### Records supplied
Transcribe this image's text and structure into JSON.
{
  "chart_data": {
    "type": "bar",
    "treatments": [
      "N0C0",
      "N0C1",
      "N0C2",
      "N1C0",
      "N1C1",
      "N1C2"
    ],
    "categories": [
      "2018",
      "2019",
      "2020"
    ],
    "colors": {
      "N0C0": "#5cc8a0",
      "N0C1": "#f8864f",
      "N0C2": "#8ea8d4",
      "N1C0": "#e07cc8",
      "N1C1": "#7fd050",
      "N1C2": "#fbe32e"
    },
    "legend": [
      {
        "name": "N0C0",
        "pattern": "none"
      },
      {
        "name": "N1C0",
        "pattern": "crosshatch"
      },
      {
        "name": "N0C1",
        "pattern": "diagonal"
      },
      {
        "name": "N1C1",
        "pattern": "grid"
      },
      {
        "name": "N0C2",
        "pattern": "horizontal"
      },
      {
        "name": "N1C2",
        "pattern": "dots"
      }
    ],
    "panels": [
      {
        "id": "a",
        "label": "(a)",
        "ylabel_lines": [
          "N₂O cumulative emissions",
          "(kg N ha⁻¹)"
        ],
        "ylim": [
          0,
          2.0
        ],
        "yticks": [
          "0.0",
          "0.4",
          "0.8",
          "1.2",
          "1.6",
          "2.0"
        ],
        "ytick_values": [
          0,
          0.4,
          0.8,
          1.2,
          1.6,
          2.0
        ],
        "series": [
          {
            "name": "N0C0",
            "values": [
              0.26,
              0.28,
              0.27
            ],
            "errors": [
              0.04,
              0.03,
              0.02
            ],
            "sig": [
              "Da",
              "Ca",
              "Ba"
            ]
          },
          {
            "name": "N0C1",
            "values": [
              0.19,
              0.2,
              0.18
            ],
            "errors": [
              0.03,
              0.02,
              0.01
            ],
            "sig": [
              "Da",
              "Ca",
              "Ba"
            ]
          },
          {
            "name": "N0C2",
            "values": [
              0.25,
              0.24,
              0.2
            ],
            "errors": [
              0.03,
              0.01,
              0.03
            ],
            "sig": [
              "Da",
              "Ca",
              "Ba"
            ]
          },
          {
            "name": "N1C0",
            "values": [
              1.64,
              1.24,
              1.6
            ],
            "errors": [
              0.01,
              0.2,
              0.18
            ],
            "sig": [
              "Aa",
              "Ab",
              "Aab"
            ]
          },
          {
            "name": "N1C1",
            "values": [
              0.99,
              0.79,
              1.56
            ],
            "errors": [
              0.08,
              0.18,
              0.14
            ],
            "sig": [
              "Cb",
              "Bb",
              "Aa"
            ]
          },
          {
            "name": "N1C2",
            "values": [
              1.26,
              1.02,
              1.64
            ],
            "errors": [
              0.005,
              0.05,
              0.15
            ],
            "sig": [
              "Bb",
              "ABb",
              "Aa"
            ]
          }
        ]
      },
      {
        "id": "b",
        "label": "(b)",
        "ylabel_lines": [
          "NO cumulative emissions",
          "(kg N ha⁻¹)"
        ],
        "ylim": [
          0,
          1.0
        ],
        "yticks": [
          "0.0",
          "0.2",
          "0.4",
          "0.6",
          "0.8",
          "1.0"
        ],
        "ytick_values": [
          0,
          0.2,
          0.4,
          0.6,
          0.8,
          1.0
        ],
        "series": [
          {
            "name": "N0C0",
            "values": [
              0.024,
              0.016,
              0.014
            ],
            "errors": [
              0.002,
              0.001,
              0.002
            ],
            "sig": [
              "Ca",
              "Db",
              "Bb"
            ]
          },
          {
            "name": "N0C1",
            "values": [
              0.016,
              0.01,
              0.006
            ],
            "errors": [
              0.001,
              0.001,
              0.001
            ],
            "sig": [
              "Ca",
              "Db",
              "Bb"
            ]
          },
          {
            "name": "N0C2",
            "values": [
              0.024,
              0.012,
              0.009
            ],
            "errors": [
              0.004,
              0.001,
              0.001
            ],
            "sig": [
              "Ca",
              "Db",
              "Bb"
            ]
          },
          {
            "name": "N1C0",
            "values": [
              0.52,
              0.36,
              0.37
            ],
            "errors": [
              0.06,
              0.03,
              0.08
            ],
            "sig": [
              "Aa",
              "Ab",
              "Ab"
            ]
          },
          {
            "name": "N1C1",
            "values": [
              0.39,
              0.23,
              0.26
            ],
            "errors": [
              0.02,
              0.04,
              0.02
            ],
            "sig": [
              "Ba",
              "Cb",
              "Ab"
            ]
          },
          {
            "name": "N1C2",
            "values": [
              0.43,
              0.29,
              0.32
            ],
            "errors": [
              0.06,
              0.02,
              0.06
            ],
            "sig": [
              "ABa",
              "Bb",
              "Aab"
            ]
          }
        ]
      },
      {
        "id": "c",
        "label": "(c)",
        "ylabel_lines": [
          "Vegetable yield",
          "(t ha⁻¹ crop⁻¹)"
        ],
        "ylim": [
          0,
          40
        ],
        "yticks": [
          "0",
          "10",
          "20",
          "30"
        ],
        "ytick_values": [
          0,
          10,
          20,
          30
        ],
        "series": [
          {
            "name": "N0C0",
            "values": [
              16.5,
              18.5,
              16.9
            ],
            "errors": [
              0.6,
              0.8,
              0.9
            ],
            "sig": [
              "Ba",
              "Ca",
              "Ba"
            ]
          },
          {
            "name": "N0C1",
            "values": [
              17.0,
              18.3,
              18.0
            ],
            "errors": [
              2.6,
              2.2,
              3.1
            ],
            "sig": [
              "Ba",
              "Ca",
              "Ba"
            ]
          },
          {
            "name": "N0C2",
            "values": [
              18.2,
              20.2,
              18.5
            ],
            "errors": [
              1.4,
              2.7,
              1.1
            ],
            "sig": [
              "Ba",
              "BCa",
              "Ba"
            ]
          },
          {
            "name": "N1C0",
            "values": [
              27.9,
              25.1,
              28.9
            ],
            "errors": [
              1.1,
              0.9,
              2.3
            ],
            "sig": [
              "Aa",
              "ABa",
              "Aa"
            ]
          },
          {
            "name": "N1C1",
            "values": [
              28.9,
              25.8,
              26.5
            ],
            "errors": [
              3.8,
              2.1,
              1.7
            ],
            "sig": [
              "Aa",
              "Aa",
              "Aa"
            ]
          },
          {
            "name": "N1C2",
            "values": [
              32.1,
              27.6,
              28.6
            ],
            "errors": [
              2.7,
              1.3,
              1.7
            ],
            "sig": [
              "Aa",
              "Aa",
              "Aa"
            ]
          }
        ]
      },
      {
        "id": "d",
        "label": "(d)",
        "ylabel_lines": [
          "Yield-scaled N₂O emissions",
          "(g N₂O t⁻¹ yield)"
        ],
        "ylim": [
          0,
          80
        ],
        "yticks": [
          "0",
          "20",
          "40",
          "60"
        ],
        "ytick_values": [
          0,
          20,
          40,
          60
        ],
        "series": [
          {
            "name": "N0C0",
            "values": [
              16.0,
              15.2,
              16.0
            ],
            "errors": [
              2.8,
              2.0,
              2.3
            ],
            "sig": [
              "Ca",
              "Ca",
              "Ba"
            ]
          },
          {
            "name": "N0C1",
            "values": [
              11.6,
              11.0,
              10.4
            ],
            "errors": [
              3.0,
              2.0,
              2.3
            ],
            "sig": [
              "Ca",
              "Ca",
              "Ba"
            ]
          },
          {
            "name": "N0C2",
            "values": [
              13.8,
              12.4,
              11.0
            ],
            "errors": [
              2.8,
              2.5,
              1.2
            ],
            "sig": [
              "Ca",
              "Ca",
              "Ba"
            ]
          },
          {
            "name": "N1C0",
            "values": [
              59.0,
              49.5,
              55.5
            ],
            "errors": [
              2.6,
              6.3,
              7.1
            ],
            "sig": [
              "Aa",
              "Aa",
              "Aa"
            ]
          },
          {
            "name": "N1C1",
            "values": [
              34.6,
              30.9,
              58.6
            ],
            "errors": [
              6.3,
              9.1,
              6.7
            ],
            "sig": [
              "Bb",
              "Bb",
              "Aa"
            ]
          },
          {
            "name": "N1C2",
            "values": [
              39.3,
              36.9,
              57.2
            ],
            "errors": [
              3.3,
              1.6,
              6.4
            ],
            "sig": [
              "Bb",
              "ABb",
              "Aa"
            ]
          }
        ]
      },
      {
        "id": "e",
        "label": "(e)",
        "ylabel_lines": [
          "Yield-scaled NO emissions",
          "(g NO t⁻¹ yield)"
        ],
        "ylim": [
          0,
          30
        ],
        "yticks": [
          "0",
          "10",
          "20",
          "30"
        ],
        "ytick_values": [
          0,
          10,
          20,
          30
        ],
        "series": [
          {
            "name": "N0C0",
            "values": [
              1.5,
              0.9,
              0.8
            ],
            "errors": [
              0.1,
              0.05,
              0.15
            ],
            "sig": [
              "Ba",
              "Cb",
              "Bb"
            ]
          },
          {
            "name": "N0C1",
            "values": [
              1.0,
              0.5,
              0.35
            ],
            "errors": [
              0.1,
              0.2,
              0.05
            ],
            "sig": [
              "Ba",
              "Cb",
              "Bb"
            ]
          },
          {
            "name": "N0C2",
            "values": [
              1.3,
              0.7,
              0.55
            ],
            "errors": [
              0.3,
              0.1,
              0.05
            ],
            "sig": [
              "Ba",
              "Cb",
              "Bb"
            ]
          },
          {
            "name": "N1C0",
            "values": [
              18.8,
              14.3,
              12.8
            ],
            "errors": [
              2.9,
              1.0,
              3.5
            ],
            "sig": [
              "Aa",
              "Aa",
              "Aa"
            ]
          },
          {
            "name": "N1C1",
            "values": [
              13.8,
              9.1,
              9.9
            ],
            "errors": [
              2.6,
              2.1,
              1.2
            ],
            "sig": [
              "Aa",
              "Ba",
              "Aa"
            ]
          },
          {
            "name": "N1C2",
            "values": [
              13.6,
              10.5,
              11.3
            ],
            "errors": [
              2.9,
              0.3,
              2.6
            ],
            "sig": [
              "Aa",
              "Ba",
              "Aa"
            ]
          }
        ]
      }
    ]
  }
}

### Job
Among the lines above, how many contain the string "pattern"? State the number alone.

### Answer to the task
6